* _What the task requires_:
Print the data exactly, leaving nothing out.

* _Dataset excerpts_:
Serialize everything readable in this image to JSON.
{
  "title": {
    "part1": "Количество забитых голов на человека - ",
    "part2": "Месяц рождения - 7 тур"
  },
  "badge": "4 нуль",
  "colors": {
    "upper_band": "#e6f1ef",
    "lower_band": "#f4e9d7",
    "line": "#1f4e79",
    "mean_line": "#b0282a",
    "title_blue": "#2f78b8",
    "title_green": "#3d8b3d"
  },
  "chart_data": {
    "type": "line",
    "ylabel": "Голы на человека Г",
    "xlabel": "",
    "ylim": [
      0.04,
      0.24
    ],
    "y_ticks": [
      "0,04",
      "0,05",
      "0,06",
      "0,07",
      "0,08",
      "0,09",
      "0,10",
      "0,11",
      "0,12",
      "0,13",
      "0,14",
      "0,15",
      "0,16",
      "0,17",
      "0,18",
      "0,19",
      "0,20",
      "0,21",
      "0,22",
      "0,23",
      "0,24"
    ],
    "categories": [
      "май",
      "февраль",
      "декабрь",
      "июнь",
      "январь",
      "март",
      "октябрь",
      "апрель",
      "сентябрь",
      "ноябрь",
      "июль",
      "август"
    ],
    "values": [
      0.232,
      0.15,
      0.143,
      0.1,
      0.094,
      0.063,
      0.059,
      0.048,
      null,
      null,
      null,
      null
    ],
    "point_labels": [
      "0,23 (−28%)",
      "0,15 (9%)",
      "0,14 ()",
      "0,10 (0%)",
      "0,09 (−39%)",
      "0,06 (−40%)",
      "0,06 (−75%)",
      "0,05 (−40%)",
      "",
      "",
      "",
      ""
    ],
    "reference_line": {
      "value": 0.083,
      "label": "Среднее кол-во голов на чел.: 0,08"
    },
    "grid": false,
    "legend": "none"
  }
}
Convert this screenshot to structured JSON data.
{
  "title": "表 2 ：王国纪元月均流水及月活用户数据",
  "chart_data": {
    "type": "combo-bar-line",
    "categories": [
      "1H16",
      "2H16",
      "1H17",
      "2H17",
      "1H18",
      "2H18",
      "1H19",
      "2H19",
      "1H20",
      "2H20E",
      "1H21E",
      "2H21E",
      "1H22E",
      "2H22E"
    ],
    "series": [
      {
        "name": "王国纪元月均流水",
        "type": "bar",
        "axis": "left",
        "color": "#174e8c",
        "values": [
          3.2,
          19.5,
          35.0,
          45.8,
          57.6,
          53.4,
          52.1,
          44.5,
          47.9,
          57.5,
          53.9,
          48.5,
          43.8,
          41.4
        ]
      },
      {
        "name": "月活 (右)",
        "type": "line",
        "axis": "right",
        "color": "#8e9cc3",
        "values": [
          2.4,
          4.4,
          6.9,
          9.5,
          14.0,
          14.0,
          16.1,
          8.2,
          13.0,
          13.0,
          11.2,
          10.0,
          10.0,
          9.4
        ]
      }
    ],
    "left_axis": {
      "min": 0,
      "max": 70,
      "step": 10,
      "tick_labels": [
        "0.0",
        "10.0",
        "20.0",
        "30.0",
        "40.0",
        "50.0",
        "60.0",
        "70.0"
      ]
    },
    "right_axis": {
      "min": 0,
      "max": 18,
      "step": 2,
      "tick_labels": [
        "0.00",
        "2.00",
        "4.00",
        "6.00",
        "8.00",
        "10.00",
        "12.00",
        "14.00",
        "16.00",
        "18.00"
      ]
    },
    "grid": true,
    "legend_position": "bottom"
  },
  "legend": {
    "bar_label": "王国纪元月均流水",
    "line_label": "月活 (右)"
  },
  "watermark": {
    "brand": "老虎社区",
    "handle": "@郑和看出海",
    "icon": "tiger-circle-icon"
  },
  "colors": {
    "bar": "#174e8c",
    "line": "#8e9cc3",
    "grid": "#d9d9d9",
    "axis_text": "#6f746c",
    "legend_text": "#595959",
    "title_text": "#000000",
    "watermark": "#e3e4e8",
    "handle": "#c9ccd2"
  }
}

* _Answer to the task_:
Serialize everything readable in this image to JSON.
{
  "title": {
    "part1": "Количество забитых голов на человека - ",
    "part2": "Месяц рождения - 7 тур"
  },
  "badge": "4 нуль",
  "colors": {
    "upper_band": "#e6f1ef",
    "lower_band": "#f4e9d7",
    "line": "#1f4e79",
    "mean_line": "#b0282a",
    "title_blue": "#2f78b8",
    "title_green": "#3d8b3d"
  },
  "chart_data": {
    "type": "line",
    "ylabel": "Голы на человека Г",
    "xlabel": "",
    "ylim": [
      0.04,
      0.24
    ],
    "y_ticks": [
      "0,04",
      "0,05",
      "0,06",
      "0,07",
      "0,08",
      "0,09",
      "0,10",
      "0,11",
      "0,12",
      "0,13",
      "0,14",
      "0,15",
      "0,16",
      "0,17",
      "0,18",
      "0,19",
      "0,20",
      "0,21",
      "0,22",
      "0,23",
      "0,24"
    ],
    "categories": [
      "май",
      "февраль",
      "декабрь",
      "июнь",
      "январь",
      "март",
      "октябрь",
      "апрель",
      "сентябрь",
      "ноябрь",
      "июль",
      "август"
    ],
    "values": [
      0.232,
      0.15,
      0.143,
      0.1,
      0.094,
      0.063,
      0.059,
      0.048,
      null,
      null,
      null,
      null
    ],
    "point_labels": [
      "0,23 (−28%)",
      "0,15 (9%)",
      "0,14 ()",
      "0,10 (0%)",
      "0,09 (−39%)",
      "0,06 (−40%)",
      "0,06 (−75%)",
      "0,05 (−40%)",
      "",
      "",
      "",
      ""
    ],
    "reference_line": {
      "value": 0.083,
      "label": "Среднее кол-во голов на чел.: 0,08"
    },
    "grid": false,
    "legend": "none"
  }
}
Convert this screenshot to structured JSON data.
{
  "title": "表 2 ：王国纪元月均流水及月活用户数据",
  "chart_data": {
    "type": "combo-bar-line",
    "categories": [
      "1H16",
      "2H16",
      "1H17",
      "2H17",
      "1H18",
      "2H18",
      "1H19",
      "2H19",
      "1H20",
      "2H20E",
      "1H21E",
      "2H21E",
      "1H22E",
      "2H22E"
    ],
    "series": [
      {
        "name": "王国纪元月均流水",
        "type": "bar",
        "axis": "left",
        "color": "#174e8c",
        "values": [
          3.2,
          19.5,
          35.0,
          45.8,
          57.6,
          53.4,
          52.1,
          44.5,
          47.9,
          57.5,
          53.9,
          48.5,
          43.8,
          41.4
        ]
      },
      {
        "name": "月活 (右)",
        "type": "line",
        "axis": "right",
        "color": "#8e9cc3",
        "values": [
          2.4,
          4.4,
          6.9,
          9.5,
          14.0,
          14.0,
          16.1,
          8.2,
          13.0,
          13.0,
          11.2,
          10.0,
          10.0,
          9.4
        ]
      }
    ],
    "left_axis": {
      "min": 0,
      "max": 70,
      "step": 10,
      "tick_labels": [
        "0.0",
        "10.0",
        "20.0",
        "30.0",
        "40.0",
        "50.0",
        "60.0",
        "70.0"
      ]
    },
    "right_axis": {
      "min": 0,
      "max": 18,
      "step": 2,
      "tick_labels": [
        "0.00",
        "2.00",
        "4.00",
        "6.00",
        "8.00",
        "10.00",
        "12.00",
        "14.00",
        "16.00",
        "18.00"
      ]
    },
    "grid": true,
    "legend_position": "bottom"
  },
  "legend": {
    "bar_label": "王国纪元月均流水",
    "line_label": "月活 (右)"
  },
  "watermark": {
    "brand": "老虎社区",
    "handle": "@郑和看出海",
    "icon": "tiger-circle-icon"
  },
  "colors": {
    "bar": "#174e8c",
    "line": "#8e9cc3",
    "grid": "#d9d9d9",
    "axis_text": "#6f746c",
    "legend_text": "#595959",
    "title_text": "#000000",
    "watermark": "#e3e4e8",
    "handle": "#c9ccd2"
  }
}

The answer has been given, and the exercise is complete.